== MATERIAL PROVIDED

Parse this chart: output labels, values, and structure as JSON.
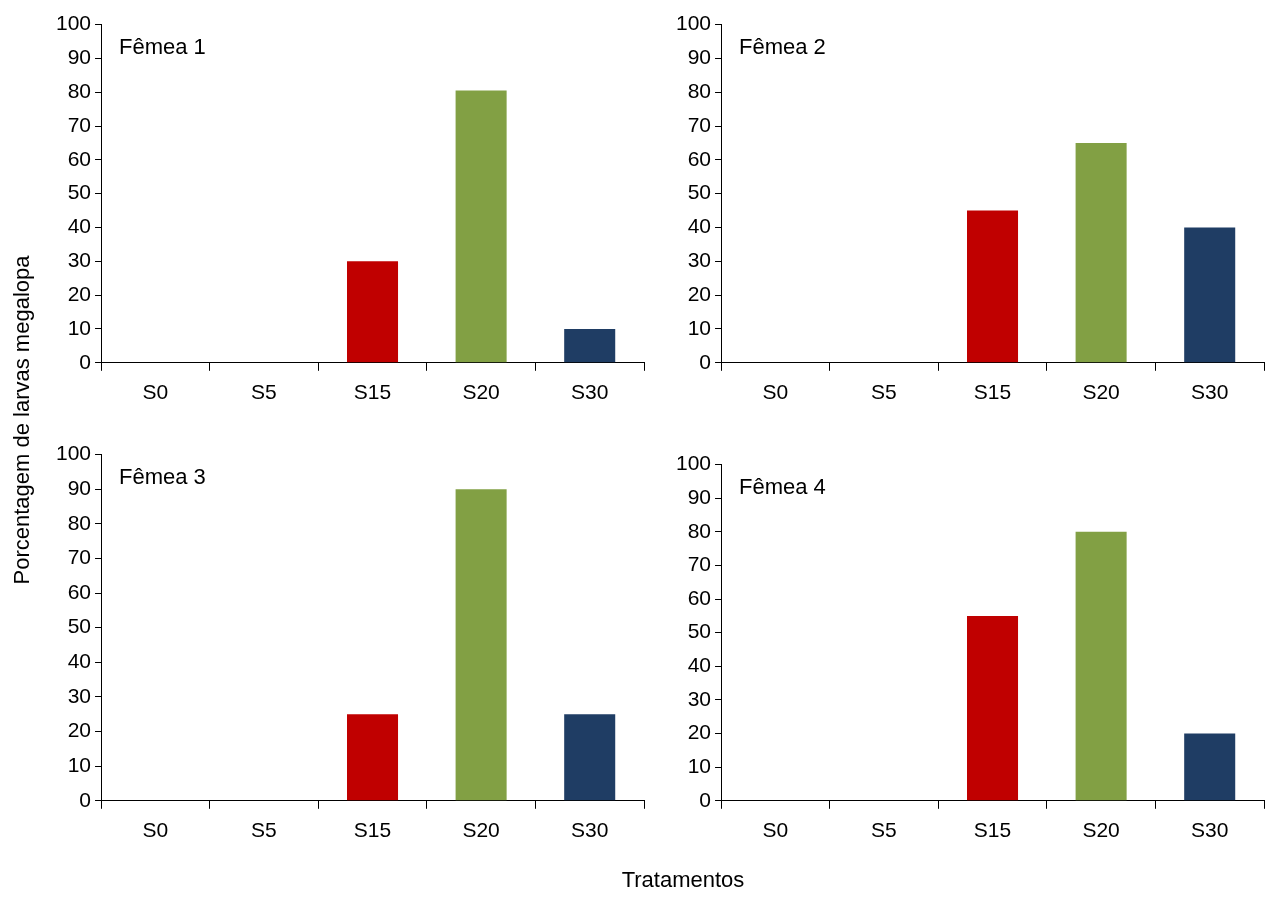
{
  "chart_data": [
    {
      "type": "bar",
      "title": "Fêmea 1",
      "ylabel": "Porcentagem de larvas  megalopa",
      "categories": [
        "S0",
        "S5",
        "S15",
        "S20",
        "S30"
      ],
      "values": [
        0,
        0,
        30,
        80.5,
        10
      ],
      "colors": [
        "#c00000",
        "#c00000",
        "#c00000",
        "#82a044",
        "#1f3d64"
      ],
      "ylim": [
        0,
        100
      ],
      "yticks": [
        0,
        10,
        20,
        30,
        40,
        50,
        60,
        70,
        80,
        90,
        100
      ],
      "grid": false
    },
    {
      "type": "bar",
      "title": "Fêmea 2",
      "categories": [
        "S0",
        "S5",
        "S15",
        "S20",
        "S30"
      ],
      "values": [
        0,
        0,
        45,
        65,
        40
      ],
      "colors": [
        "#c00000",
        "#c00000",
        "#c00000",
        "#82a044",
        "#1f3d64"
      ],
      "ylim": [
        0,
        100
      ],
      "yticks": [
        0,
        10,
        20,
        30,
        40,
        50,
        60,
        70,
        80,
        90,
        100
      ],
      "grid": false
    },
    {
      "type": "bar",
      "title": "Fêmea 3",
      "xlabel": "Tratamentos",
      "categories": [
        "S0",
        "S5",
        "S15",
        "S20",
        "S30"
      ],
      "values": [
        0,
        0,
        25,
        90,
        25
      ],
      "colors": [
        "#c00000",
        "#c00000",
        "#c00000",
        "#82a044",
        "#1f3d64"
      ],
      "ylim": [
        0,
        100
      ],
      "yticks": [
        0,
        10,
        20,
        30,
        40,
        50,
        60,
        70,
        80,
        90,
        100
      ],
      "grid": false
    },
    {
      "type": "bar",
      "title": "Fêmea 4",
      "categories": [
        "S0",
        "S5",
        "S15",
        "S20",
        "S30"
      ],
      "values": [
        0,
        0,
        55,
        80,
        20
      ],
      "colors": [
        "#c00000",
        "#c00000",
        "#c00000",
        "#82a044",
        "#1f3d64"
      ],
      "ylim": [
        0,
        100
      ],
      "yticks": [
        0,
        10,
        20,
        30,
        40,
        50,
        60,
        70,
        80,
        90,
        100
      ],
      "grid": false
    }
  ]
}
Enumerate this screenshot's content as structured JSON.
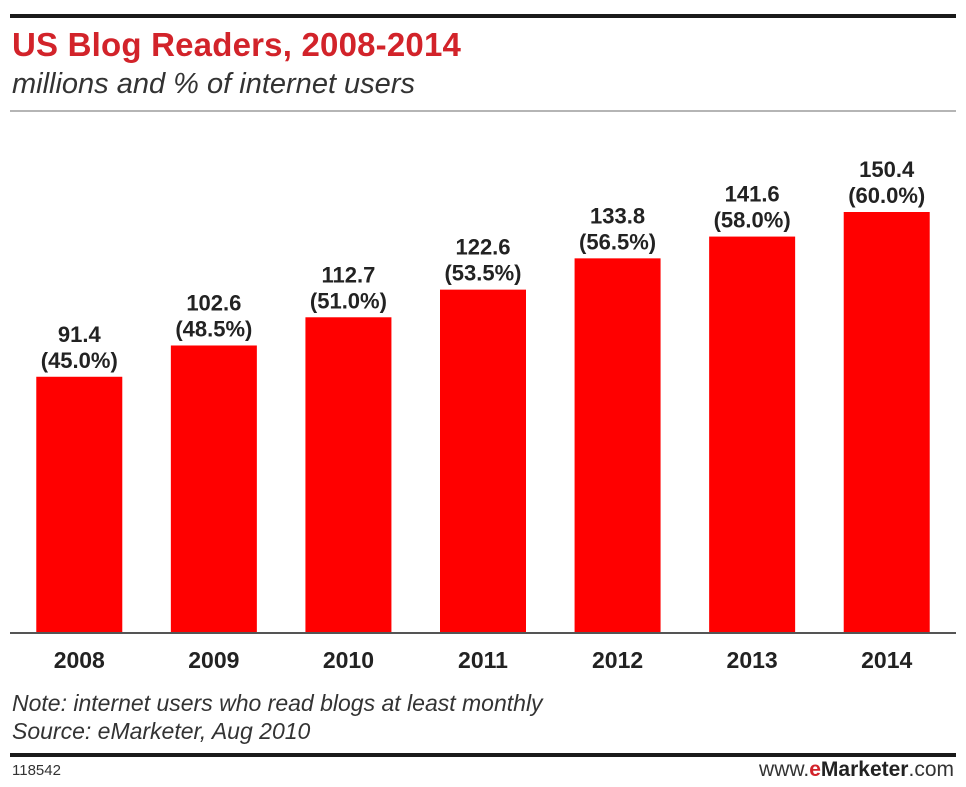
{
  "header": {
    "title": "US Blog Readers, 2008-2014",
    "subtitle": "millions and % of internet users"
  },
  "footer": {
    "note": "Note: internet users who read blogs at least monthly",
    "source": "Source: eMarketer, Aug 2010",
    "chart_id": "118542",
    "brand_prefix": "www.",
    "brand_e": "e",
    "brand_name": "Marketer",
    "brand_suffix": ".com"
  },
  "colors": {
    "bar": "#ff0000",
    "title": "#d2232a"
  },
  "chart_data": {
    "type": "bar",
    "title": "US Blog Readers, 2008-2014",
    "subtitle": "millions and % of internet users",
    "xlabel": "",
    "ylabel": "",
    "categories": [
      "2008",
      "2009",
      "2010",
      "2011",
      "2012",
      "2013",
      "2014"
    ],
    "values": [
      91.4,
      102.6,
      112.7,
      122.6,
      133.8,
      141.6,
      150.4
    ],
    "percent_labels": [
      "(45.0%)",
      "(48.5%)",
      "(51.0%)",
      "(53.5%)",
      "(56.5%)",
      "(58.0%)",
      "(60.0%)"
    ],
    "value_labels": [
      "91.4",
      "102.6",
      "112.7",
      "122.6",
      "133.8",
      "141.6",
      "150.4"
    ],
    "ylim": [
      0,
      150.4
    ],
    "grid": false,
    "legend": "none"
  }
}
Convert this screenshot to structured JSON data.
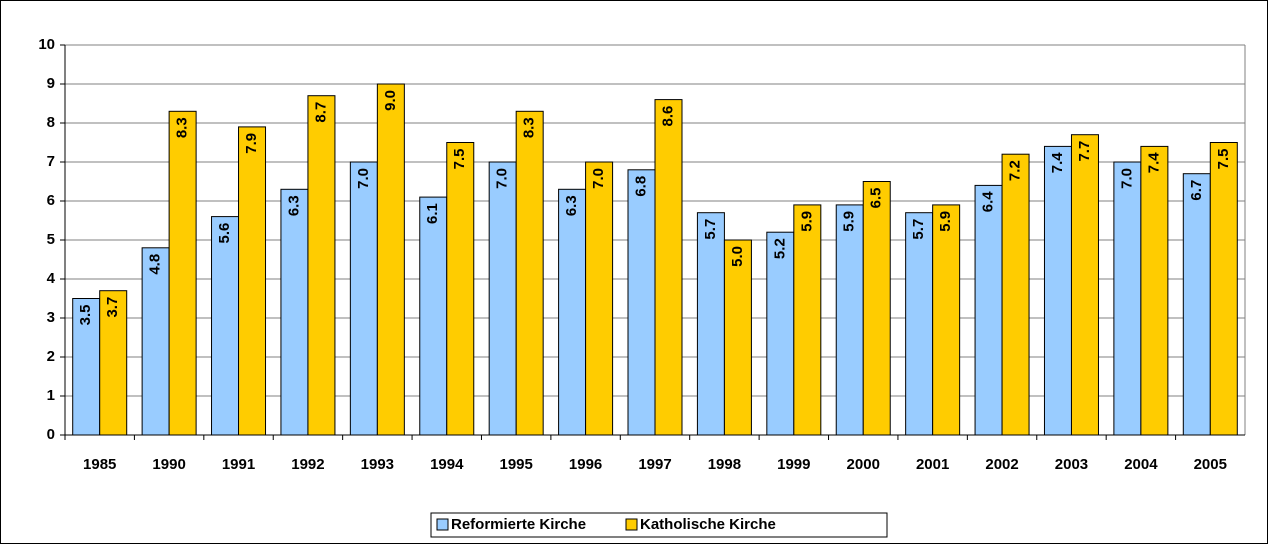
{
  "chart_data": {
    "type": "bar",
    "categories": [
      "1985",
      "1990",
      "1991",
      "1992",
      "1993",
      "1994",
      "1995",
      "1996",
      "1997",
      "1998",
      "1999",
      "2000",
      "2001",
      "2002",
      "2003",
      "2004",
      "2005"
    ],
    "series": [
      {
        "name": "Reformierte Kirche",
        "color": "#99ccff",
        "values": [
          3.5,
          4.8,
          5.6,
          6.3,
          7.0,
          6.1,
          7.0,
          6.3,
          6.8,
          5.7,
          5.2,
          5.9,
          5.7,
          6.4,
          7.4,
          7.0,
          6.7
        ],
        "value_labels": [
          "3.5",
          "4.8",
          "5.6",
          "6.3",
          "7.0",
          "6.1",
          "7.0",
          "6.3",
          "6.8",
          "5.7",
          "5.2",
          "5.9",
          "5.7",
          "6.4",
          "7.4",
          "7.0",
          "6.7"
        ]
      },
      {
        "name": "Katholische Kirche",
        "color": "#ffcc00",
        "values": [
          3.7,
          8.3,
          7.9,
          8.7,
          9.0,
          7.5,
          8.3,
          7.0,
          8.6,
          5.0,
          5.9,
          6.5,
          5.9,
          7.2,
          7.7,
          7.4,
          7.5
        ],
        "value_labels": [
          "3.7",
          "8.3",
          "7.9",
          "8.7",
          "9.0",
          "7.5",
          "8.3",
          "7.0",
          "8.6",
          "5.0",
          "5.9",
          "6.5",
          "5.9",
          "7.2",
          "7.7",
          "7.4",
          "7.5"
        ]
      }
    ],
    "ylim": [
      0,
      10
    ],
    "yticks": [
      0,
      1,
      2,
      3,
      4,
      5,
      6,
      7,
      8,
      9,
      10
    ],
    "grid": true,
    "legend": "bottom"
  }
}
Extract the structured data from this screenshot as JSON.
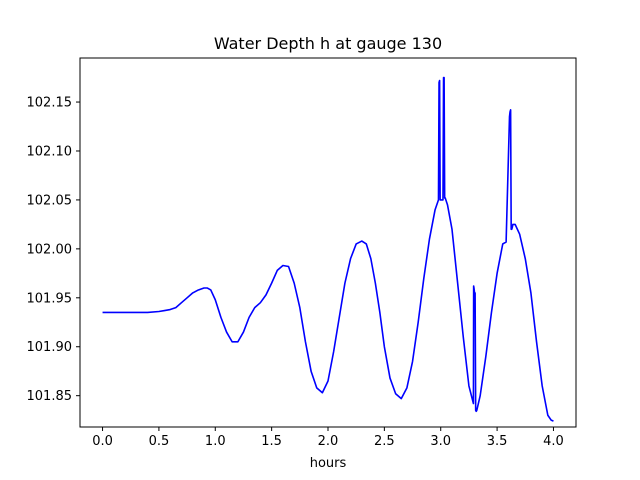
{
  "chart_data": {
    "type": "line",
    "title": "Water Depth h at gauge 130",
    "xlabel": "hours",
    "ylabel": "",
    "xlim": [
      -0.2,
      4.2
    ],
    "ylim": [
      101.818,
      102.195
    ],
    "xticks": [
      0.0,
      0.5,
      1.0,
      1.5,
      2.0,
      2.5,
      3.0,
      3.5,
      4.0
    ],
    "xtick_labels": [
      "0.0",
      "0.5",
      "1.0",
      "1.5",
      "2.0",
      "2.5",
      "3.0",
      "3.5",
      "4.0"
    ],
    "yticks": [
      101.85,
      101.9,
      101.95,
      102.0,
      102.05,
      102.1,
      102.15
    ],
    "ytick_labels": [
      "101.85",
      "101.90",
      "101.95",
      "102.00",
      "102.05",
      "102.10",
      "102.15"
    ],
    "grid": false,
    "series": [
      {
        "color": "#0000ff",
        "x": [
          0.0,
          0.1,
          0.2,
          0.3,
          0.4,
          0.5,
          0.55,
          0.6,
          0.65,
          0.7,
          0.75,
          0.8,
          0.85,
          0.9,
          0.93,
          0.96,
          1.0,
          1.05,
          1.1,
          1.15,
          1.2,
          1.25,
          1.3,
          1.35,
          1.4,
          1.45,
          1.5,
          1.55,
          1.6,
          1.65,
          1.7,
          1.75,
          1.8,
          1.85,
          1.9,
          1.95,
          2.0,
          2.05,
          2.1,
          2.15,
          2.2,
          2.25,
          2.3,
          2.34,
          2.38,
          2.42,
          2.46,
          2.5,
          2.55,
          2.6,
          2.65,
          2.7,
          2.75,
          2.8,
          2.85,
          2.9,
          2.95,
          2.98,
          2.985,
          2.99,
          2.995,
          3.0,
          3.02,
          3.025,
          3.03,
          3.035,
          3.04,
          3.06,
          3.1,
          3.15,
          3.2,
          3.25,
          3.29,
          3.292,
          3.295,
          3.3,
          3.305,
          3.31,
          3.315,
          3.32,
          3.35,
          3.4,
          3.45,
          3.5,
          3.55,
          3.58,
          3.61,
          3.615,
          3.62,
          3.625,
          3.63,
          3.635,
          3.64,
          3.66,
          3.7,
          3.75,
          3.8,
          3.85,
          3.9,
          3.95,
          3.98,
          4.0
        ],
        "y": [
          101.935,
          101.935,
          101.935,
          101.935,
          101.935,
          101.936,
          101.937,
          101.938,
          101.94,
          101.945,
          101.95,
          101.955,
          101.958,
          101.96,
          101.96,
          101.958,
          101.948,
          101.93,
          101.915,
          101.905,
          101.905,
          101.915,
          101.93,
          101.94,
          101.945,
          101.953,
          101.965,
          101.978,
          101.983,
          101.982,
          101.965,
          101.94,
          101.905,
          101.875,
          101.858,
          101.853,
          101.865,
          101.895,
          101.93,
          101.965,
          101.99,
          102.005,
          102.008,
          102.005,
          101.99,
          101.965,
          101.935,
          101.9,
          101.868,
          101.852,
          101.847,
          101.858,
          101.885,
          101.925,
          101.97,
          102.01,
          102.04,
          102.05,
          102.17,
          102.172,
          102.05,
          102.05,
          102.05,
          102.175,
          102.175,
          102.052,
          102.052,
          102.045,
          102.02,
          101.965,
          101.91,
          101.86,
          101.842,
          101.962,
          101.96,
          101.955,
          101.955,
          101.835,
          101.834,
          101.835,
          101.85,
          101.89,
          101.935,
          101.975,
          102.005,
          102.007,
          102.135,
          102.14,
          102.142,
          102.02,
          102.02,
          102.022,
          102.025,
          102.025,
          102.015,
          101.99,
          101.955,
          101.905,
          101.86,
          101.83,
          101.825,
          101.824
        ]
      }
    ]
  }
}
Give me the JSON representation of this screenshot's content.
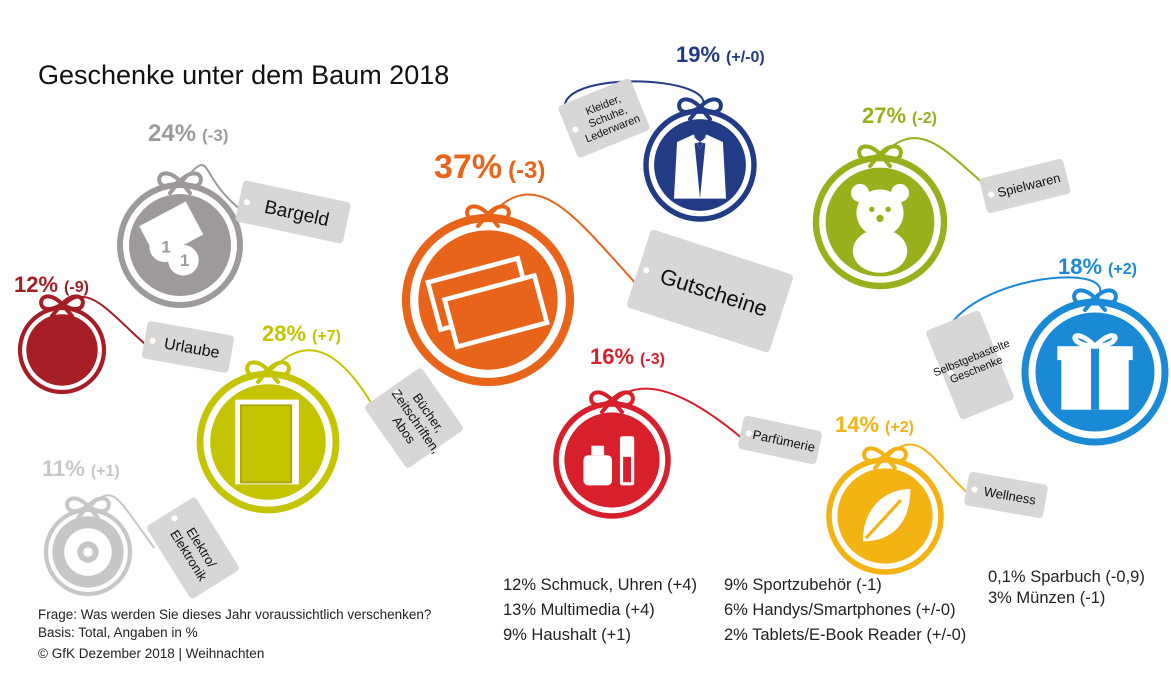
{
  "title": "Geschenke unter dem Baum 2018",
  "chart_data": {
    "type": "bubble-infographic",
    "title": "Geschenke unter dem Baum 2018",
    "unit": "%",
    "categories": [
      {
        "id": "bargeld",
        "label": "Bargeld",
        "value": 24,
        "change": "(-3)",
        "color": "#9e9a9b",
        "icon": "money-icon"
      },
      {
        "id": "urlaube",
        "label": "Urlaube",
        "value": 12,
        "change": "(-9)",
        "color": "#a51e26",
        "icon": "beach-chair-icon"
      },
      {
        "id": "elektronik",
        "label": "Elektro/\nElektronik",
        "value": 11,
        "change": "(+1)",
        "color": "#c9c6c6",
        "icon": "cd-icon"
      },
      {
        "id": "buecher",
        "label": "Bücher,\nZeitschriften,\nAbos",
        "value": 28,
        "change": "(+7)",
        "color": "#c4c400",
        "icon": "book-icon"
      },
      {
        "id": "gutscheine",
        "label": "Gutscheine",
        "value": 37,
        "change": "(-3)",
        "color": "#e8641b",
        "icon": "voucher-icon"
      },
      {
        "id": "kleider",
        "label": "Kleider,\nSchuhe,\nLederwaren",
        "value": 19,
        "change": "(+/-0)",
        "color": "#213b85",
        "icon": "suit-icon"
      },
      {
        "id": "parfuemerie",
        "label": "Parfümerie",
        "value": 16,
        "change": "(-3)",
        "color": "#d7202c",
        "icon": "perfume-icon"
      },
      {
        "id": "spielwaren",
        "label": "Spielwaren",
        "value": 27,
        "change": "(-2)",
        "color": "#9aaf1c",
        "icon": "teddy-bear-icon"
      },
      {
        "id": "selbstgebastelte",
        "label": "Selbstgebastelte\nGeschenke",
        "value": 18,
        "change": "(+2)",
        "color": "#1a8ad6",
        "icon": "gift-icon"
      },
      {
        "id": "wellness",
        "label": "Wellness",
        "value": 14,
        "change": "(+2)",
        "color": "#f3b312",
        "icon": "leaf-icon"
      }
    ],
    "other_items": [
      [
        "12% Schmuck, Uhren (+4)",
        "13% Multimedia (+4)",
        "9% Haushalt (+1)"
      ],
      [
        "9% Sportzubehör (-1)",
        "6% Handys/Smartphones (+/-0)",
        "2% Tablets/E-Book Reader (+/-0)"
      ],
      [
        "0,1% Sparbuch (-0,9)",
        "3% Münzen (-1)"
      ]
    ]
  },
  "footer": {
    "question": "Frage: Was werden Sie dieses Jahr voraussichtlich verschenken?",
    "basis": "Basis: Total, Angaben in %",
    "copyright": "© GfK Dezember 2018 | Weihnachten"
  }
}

====

> PROBLEM REQUIREMENTS:
Lines that hold the word "unter" are the ones to return, every one of them.

> WRITTEN REPLY:
  "title": "Geschenke unter dem Baum 2018",
    "title": "Geschenke unter dem Baum 2018",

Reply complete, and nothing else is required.